[Stored records]
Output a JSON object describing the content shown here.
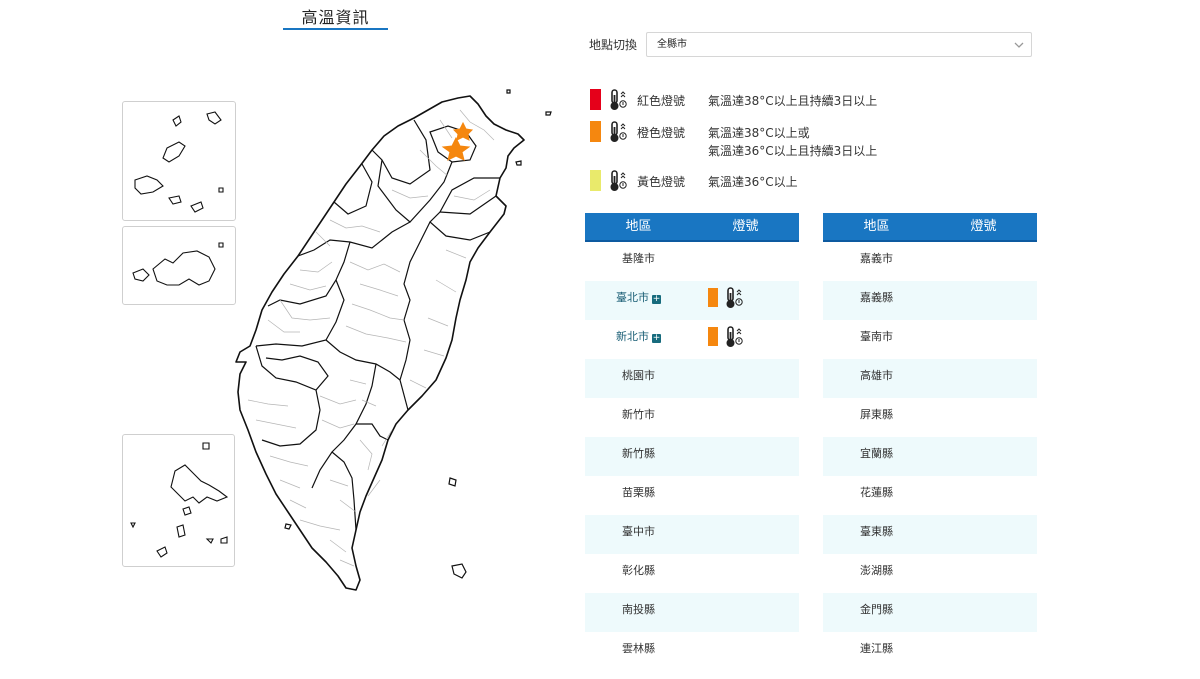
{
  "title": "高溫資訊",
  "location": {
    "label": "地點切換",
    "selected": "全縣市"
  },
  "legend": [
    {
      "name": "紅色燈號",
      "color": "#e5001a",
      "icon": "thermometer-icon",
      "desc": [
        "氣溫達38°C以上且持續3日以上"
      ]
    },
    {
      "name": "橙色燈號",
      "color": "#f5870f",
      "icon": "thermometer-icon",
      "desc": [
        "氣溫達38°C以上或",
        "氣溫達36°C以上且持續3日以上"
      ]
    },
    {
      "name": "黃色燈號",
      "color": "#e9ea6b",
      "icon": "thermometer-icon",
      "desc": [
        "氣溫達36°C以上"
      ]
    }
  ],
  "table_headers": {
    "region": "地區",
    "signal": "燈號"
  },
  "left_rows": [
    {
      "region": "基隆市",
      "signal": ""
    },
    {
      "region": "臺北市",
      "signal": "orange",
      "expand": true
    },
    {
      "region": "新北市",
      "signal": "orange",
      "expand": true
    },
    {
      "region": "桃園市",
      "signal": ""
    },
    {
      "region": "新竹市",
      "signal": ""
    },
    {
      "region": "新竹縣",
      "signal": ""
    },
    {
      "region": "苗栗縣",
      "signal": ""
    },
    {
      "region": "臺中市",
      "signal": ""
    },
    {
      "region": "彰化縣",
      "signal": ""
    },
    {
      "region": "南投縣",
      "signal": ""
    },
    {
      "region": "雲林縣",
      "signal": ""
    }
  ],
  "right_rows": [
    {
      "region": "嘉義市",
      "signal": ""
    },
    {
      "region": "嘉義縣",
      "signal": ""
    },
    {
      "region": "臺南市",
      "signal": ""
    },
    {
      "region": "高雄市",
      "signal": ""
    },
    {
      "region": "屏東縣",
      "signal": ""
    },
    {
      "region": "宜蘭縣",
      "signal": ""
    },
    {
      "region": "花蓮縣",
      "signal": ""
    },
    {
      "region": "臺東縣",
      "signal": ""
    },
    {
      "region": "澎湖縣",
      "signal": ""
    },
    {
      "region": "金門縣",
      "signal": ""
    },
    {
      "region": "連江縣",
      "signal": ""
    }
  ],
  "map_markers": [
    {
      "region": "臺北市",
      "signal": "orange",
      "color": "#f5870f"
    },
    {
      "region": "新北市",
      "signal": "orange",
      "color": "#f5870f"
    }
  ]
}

Work to be completed
Do not include the images; transcribe the rest of the listing exactly.

Response for this exercise
Output a JSON object describing the content shown here.
{
  "title": "高溫資訊",
  "location": {
    "label": "地點切換",
    "selected": "全縣市"
  },
  "legend": [
    {
      "name": "紅色燈號",
      "color": "#e5001a",
      "icon": "thermometer-icon",
      "desc": [
        "氣溫達38°C以上且持續3日以上"
      ]
    },
    {
      "name": "橙色燈號",
      "color": "#f5870f",
      "icon": "thermometer-icon",
      "desc": [
        "氣溫達38°C以上或",
        "氣溫達36°C以上且持續3日以上"
      ]
    },
    {
      "name": "黃色燈號",
      "color": "#e9ea6b",
      "icon": "thermometer-icon",
      "desc": [
        "氣溫達36°C以上"
      ]
    }
  ],
  "table_headers": {
    "region": "地區",
    "signal": "燈號"
  },
  "left_rows": [
    {
      "region": "基隆市",
      "signal": ""
    },
    {
      "region": "臺北市",
      "signal": "orange",
      "expand": true
    },
    {
      "region": "新北市",
      "signal": "orange",
      "expand": true
    },
    {
      "region": "桃園市",
      "signal": ""
    },
    {
      "region": "新竹市",
      "signal": ""
    },
    {
      "region": "新竹縣",
      "signal": ""
    },
    {
      "region": "苗栗縣",
      "signal": ""
    },
    {
      "region": "臺中市",
      "signal": ""
    },
    {
      "region": "彰化縣",
      "signal": ""
    },
    {
      "region": "南投縣",
      "signal": ""
    },
    {
      "region": "雲林縣",
      "signal": ""
    }
  ],
  "right_rows": [
    {
      "region": "嘉義市",
      "signal": ""
    },
    {
      "region": "嘉義縣",
      "signal": ""
    },
    {
      "region": "臺南市",
      "signal": ""
    },
    {
      "region": "高雄市",
      "signal": ""
    },
    {
      "region": "屏東縣",
      "signal": ""
    },
    {
      "region": "宜蘭縣",
      "signal": ""
    },
    {
      "region": "花蓮縣",
      "signal": ""
    },
    {
      "region": "臺東縣",
      "signal": ""
    },
    {
      "region": "澎湖縣",
      "signal": ""
    },
    {
      "region": "金門縣",
      "signal": ""
    },
    {
      "region": "連江縣",
      "signal": ""
    }
  ],
  "map_markers": [
    {
      "region": "臺北市",
      "signal": "orange",
      "color": "#f5870f"
    },
    {
      "region": "新北市",
      "signal": "orange",
      "color": "#f5870f"
    }
  ]
}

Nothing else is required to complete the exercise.